[Stored items]
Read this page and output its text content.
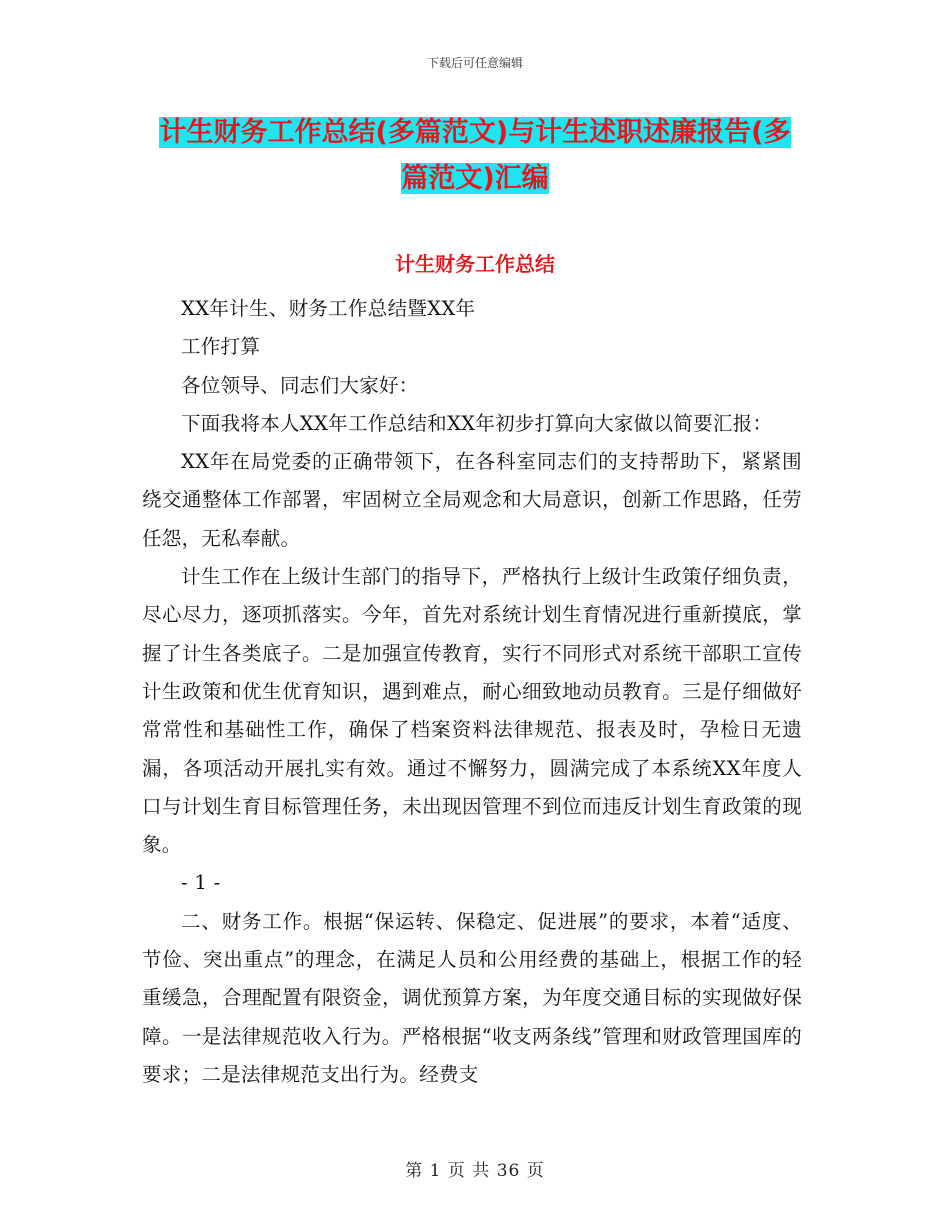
下载后可任意编辑
计生财务工作总结(多篇范文)与计生述职述廉报告(多
篇范文)汇编
计生财务工作总结

XX年计生、财务工作总结暨XX年

工作打算

各位领导、同志们大家好：

下面我将本人XX年工作总结和XX年初步打算向大家做以简要汇报：

XX年在局党委的正确带领下，在各科室同志们的支持帮助下，紧紧围绕交通整体工作部署，牢固树立全局观念和大局意识，创新工作思路，任劳任怨，无私奉献。

计生工作在上级计生部门的指导下，严格执行上级计生政策仔细负责，尽心尽力，逐项抓落实。今年，首先对系统计划生育情况进行重新摸底，掌握了计生各类底子。二是加强宣传教育，实行不同形式对系统干部职工宣传计生政策和优生优育知识，遇到难点，耐心细致地动员教育。三是仔细做好常常性和基础性工作，确保了档案资料法律规范、报表及时，孕检日无遗漏，各项活动开展扎实有效。通过不懈努力，圆满完成了本系统XX年度人口与计划生育目标管理任务，未出现因管理不到位而违反计划生育政策的现象。

- 1 -

二、财务工作。根据“保运转、保稳定、促进展”的要求，本着“适度、节俭、突出重点”的理念，在满足人员和公用经费的基础上，根据工作的轻重缓急，合理配置有限资金，调优预算方案，为年度交通目标的实现做好保障。一是法律规范收入行为。严格根据“收支两条线”管理和财政管理国库的要求；二是法律规范支出行为。经费支

第 1 页 共 36 页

* _WHAT TO DO_:
Find the lines holding "计生财务工作总结" and list every one.

* _ANSWER TO THIS PROBLEM_:
计生财务工作总结(多篇范文)与计生述职述廉报告(多
计生财务工作总结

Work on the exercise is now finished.